#### The problem:
Transcribe all of the material exactly. Any picture in it should be left out.

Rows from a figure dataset
:::::
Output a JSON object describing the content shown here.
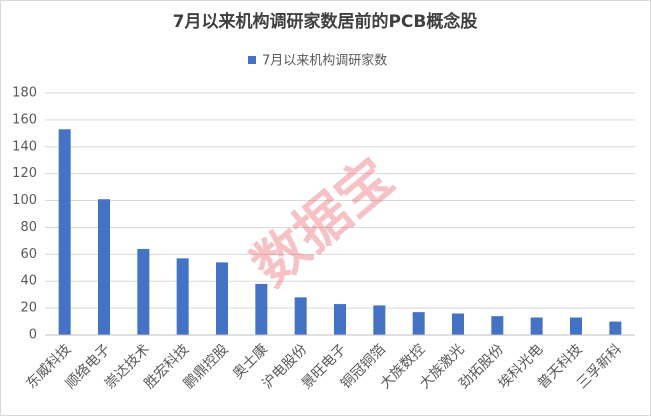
{
  "chart_data": {
    "type": "bar",
    "title": "7月以来机构调研家数居前的PCB概念股",
    "watermark": "数据宝",
    "categories": [
      "东威科技",
      "顺络电子",
      "崇达技术",
      "胜宏科技",
      "鹏鼎控股",
      "奥士康",
      "沪电股份",
      "景旺电子",
      "铜冠铜箔",
      "大族数控",
      "大族激光",
      "劲拓股份",
      "埃科光电",
      "普天科技",
      "三孚新科"
    ],
    "series": [
      {
        "name": "7月以来机构调研家数",
        "color": "#4472c4",
        "values": [
          153,
          101,
          64,
          57,
          54,
          38,
          28,
          23,
          22,
          17,
          16,
          14,
          13,
          13,
          10
        ]
      }
    ],
    "ylim": [
      0,
      180
    ],
    "yticks": [
      0,
      20,
      40,
      60,
      80,
      100,
      120,
      140,
      160,
      180
    ],
    "grid": true,
    "legend": "top"
  }
}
:::::
#### Exercise response:
Output a JSON object describing the content shown here.
{
  "chart_data": {
    "type": "bar",
    "title": "7月以来机构调研家数居前的PCB概念股",
    "watermark": "数据宝",
    "categories": [
      "东威科技",
      "顺络电子",
      "崇达技术",
      "胜宏科技",
      "鹏鼎控股",
      "奥士康",
      "沪电股份",
      "景旺电子",
      "铜冠铜箔",
      "大族数控",
      "大族激光",
      "劲拓股份",
      "埃科光电",
      "普天科技",
      "三孚新科"
    ],
    "series": [
      {
        "name": "7月以来机构调研家数",
        "color": "#4472c4",
        "values": [
          153,
          101,
          64,
          57,
          54,
          38,
          28,
          23,
          22,
          17,
          16,
          14,
          13,
          13,
          10
        ]
      }
    ],
    "ylim": [
      0,
      180
    ],
    "yticks": [
      0,
      20,
      40,
      60,
      80,
      100,
      120,
      140,
      160,
      180
    ],
    "grid": true,
    "legend": "top"
  }
}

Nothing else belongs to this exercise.